• [Problem]
Copy all lines below exactly as written. Leave pictures out.

[Dataset items]
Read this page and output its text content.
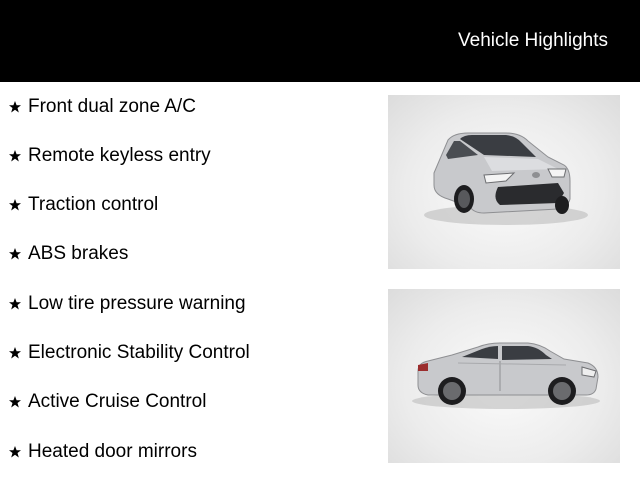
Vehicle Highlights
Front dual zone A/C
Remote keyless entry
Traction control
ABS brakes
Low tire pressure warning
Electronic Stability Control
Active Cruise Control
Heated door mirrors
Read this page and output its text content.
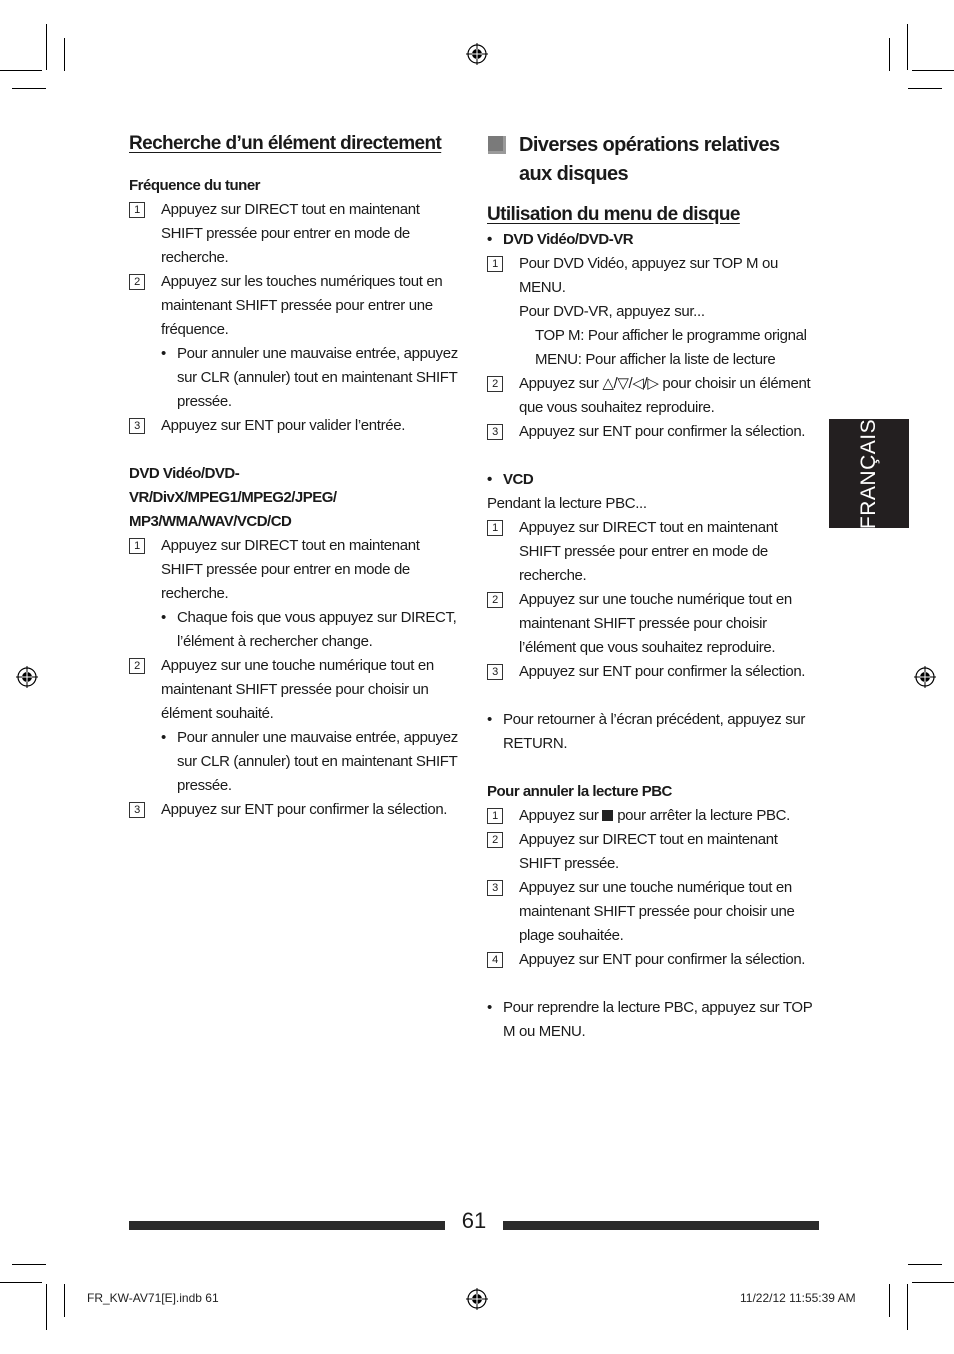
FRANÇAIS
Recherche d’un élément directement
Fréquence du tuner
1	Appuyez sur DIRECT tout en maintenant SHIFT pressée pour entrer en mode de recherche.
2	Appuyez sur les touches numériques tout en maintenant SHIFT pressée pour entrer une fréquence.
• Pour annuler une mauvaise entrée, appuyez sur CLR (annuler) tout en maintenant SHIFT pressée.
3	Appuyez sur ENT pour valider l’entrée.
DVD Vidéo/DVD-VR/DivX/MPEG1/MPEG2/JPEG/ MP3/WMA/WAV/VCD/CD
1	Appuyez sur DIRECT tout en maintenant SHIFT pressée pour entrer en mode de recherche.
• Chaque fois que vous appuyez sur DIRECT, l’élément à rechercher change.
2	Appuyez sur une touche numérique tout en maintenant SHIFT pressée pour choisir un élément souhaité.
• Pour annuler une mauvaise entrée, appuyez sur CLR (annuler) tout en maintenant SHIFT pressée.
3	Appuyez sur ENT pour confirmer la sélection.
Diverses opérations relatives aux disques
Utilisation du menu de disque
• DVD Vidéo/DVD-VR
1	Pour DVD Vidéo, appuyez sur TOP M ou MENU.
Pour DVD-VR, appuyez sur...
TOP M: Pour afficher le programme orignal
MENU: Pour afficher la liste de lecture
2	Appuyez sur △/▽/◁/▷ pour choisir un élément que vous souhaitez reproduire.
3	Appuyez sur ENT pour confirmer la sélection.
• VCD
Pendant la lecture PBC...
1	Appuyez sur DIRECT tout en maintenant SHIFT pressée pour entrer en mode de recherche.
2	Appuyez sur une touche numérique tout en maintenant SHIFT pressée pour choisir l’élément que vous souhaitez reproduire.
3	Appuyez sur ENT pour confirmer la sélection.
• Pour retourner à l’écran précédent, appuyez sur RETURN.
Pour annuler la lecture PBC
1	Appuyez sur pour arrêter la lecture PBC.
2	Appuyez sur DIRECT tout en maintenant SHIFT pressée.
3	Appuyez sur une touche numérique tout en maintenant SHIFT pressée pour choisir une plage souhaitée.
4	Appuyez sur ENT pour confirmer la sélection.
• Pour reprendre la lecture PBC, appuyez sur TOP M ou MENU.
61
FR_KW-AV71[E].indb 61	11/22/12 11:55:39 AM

• [Result below]
Read this page and output its text content.
Vehicle Highlights
Front dual zone A/C
Remote keyless entry
Traction control
ABS brakes
Low tire pressure warning
Electronic Stability Control
Active Cruise Control
Heated door mirrors
Read this page and output its text content.
FRANÇAIS
Recherche d’un élément directement
Fréquence du tuner
1	Appuyez sur DIRECT tout en maintenant SHIFT pressée pour entrer en mode de recherche.
2	Appuyez sur les touches numériques tout en maintenant SHIFT pressée pour entrer une fréquence.
• Pour annuler une mauvaise entrée, appuyez sur CLR (annuler) tout en maintenant SHIFT pressée.
3	Appuyez sur ENT pour valider l’entrée.
DVD Vidéo/DVD-VR/DivX/MPEG1/MPEG2/JPEG/ MP3/WMA/WAV/VCD/CD
1	Appuyez sur DIRECT tout en maintenant SHIFT pressée pour entrer en mode de recherche.
• Chaque fois que vous appuyez sur DIRECT, l’élément à rechercher change.
2	Appuyez sur une touche numérique tout en maintenant SHIFT pressée pour choisir un élément souhaité.
• Pour annuler une mauvaise entrée, appuyez sur CLR (annuler) tout en maintenant SHIFT pressée.
3	Appuyez sur ENT pour confirmer la sélection.
Diverses opérations relatives aux disques
Utilisation du menu de disque
• DVD Vidéo/DVD-VR
1	Pour DVD Vidéo, appuyez sur TOP M ou MENU.
Pour DVD-VR, appuyez sur...
TOP M: Pour afficher le programme orignal
MENU: Pour afficher la liste de lecture
2	Appuyez sur △/▽/◁/▷ pour choisir un élément que vous souhaitez reproduire.
3	Appuyez sur ENT pour confirmer la sélection.
• VCD
Pendant la lecture PBC...
1	Appuyez sur DIRECT tout en maintenant SHIFT pressée pour entrer en mode de recherche.
2	Appuyez sur une touche numérique tout en maintenant SHIFT pressée pour choisir l’élément que vous souhaitez reproduire.
3	Appuyez sur ENT pour confirmer la sélection.
• Pour retourner à l’écran précédent, appuyez sur RETURN.
Pour annuler la lecture PBC
1	Appuyez sur pour arrêter la lecture PBC.
2	Appuyez sur DIRECT tout en maintenant SHIFT pressée.
3	Appuyez sur une touche numérique tout en maintenant SHIFT pressée pour choisir une plage souhaitée.
4	Appuyez sur ENT pour confirmer la sélection.
• Pour reprendre la lecture PBC, appuyez sur TOP M ou MENU.
61
FR_KW-AV71[E].indb 61	11/22/12 11:55:39 AM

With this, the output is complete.